• [Excerpted data]
▼

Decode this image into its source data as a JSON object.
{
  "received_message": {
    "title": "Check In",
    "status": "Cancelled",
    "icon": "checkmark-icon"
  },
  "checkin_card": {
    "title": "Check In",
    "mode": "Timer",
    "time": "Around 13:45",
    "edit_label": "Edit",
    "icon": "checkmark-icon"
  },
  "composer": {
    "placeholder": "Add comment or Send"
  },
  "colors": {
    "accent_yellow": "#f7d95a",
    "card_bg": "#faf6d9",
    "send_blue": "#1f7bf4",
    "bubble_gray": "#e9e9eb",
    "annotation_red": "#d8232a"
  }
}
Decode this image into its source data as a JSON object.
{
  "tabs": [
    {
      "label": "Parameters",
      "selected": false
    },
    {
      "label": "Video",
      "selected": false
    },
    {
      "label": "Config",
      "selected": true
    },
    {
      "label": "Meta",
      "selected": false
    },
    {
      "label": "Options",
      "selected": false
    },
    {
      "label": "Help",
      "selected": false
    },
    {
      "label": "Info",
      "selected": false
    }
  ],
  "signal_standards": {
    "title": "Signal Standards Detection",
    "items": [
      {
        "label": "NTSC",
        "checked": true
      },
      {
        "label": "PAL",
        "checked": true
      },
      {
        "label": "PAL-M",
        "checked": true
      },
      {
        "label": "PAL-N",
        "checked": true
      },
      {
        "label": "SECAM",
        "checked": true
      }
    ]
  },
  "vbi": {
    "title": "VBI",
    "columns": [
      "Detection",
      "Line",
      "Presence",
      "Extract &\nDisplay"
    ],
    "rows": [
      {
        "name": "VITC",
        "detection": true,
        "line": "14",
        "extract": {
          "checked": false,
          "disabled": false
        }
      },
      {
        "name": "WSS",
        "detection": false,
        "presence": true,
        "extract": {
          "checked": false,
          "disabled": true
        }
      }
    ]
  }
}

▲

• [Task requirements]
All of the lines above need to be given again exactly.

• [Reply]
Decode this image into its source data as a JSON object.
{
  "received_message": {
    "title": "Check In",
    "status": "Cancelled",
    "icon": "checkmark-icon"
  },
  "checkin_card": {
    "title": "Check In",
    "mode": "Timer",
    "time": "Around 13:45",
    "edit_label": "Edit",
    "icon": "checkmark-icon"
  },
  "composer": {
    "placeholder": "Add comment or Send"
  },
  "colors": {
    "accent_yellow": "#f7d95a",
    "card_bg": "#faf6d9",
    "send_blue": "#1f7bf4",
    "bubble_gray": "#e9e9eb",
    "annotation_red": "#d8232a"
  }
}
Decode this image into its source data as a JSON object.
{
  "tabs": [
    {
      "label": "Parameters",
      "selected": false
    },
    {
      "label": "Video",
      "selected": false
    },
    {
      "label": "Config",
      "selected": true
    },
    {
      "label": "Meta",
      "selected": false
    },
    {
      "label": "Options",
      "selected": false
    },
    {
      "label": "Help",
      "selected": false
    },
    {
      "label": "Info",
      "selected": false
    }
  ],
  "signal_standards": {
    "title": "Signal Standards Detection",
    "items": [
      {
        "label": "NTSC",
        "checked": true
      },
      {
        "label": "PAL",
        "checked": true
      },
      {
        "label": "PAL-M",
        "checked": true
      },
      {
        "label": "PAL-N",
        "checked": true
      },
      {
        "label": "SECAM",
        "checked": true
      }
    ]
  },
  "vbi": {
    "title": "VBI",
    "columns": [
      "Detection",
      "Line",
      "Presence",
      "Extract &\nDisplay"
    ],
    "rows": [
      {
        "name": "VITC",
        "detection": true,
        "line": "14",
        "extract": {
          "checked": false,
          "disabled": false
        }
      },
      {
        "name": "WSS",
        "detection": false,
        "presence": true,
        "extract": {
          "checked": false,
          "disabled": true
        }
      }
    ]
  }
}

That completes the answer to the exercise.